» **Exercise brief**
Render part of the material below as a JSON list of strings, one string per line and blank lines left out, starting at the line that contains "Find all labels, buttons, inputs, and" and stopping after the line that contains "302, 51, 313]".

» **Provided data**
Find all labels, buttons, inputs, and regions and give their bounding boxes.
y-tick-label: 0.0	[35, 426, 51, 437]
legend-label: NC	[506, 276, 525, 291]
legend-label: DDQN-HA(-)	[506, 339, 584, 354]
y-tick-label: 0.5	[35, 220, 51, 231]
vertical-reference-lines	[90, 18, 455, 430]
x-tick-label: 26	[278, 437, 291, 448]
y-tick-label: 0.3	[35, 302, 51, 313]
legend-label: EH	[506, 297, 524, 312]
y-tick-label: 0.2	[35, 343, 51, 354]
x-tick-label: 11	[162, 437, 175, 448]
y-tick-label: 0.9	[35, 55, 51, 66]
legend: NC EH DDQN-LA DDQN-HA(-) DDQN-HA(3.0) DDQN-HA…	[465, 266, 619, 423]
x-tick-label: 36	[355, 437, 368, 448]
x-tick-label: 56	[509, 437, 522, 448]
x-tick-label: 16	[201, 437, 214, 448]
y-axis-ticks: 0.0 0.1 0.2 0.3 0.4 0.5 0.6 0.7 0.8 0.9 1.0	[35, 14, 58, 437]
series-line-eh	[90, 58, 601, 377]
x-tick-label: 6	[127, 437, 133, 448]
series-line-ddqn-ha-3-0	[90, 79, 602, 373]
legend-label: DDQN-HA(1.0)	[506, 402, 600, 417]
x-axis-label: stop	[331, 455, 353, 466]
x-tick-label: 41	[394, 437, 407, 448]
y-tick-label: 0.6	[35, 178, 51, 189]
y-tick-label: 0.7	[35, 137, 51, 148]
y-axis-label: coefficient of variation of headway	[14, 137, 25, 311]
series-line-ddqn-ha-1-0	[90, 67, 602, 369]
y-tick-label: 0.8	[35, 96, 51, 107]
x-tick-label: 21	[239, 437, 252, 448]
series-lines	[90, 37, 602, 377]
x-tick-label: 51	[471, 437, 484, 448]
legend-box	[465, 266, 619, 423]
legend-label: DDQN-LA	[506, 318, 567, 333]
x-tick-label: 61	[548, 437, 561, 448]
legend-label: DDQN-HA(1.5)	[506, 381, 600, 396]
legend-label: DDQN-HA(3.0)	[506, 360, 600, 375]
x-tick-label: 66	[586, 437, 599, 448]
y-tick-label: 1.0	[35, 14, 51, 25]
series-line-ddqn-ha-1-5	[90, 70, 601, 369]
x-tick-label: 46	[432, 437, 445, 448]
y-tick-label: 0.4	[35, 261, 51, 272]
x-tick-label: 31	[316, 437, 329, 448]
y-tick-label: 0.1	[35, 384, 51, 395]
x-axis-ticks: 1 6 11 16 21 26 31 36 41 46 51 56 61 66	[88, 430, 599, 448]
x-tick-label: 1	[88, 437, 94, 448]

---

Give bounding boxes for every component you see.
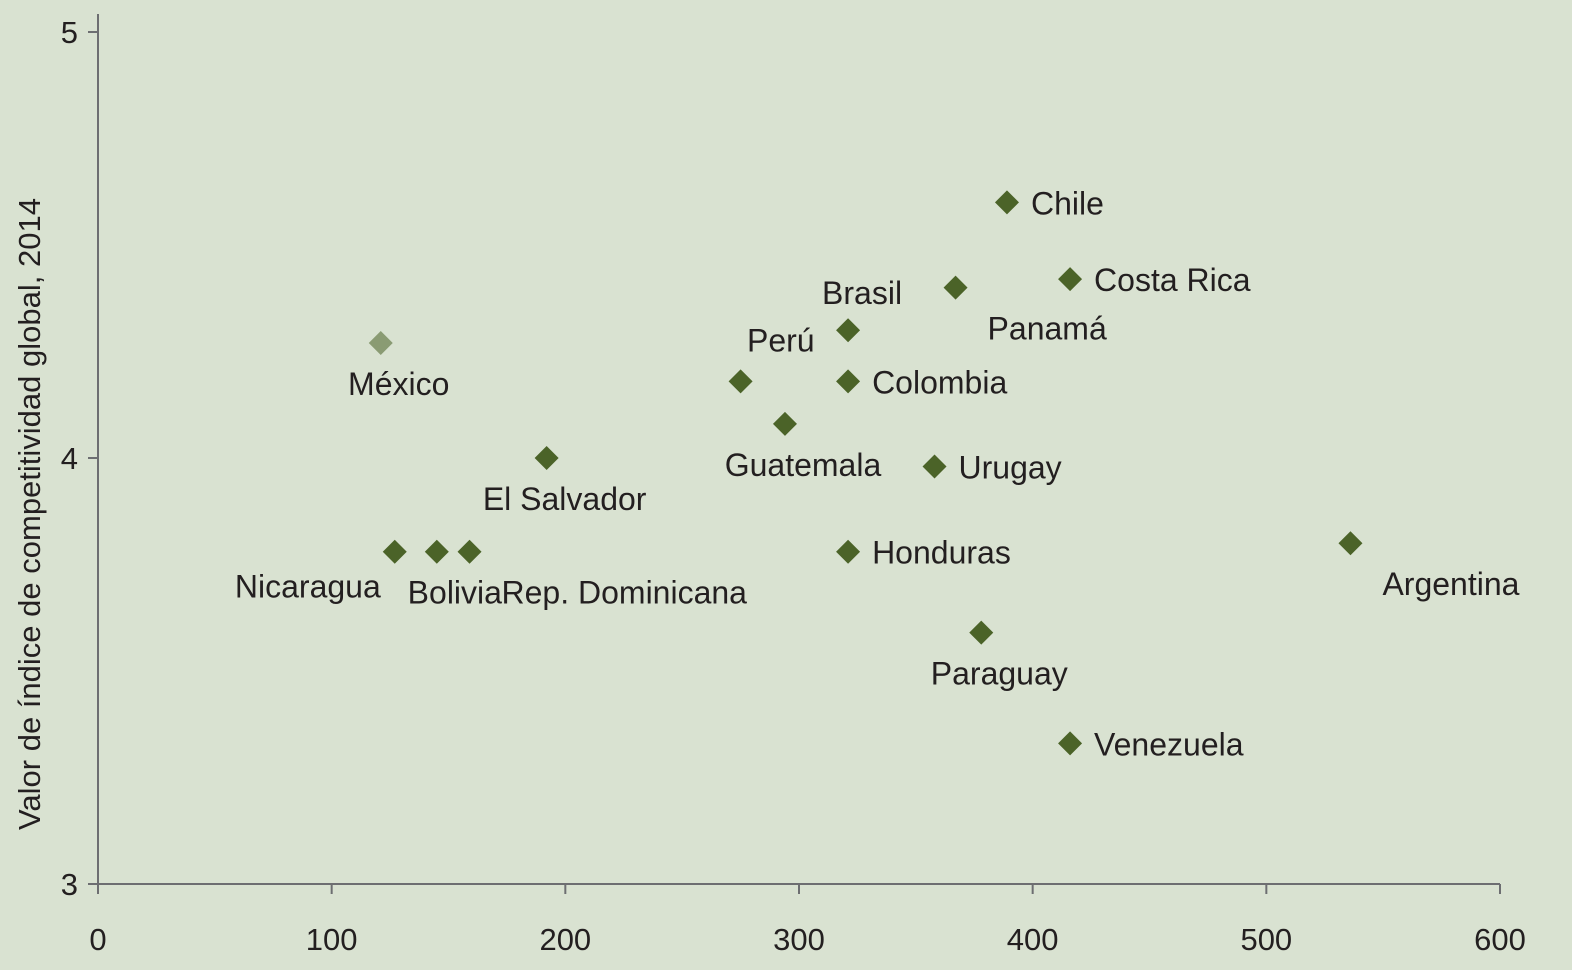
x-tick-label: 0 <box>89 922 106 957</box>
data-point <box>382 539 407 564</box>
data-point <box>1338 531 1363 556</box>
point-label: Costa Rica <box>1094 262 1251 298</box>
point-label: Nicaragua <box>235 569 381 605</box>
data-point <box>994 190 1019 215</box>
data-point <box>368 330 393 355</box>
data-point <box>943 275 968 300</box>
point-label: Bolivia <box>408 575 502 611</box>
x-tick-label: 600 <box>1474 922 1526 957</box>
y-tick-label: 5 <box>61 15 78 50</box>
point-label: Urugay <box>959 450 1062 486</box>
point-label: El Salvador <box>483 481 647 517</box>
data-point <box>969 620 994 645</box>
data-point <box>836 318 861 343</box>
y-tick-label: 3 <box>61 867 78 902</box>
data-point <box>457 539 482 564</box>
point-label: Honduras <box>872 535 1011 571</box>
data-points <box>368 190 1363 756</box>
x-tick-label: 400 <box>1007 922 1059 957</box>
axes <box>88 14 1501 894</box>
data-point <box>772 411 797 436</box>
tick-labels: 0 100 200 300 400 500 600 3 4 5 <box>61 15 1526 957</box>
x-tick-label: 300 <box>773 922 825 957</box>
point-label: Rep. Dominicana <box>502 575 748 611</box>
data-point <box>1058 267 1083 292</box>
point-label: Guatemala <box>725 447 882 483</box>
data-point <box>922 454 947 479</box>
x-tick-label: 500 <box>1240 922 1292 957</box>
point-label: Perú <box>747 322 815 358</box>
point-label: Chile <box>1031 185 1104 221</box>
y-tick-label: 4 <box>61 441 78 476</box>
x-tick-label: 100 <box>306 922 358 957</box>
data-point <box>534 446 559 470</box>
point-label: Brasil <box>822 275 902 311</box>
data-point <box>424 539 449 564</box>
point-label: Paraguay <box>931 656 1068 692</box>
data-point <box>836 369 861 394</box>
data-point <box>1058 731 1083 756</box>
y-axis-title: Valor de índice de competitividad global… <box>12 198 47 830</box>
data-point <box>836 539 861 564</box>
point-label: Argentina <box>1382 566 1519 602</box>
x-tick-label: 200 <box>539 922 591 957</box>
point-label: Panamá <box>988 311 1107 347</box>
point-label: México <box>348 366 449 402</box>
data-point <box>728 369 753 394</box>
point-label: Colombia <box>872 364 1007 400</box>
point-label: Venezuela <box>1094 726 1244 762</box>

» **Written response**
[
  "Find all labels, buttons, inputs, and regions and give their bounding boxes.",
  "y-tick-label: 0.0\t[35, 426, 51, 437]",
  "legend-label: NC\t[506, 276, 525, 291]",
  "legend-label: DDQN-HA(-)\t[506, 339, 584, 354]",
  "y-tick-label: 0.5\t[35, 220, 51, 231]",
  "vertical-reference-lines\t[90, 18, 455, 430]",
  "x-tick-label: 26\t[278, 437, 291, 448]",
  "y-tick-label: 0.3\t[35, 302, 51, 313]"
]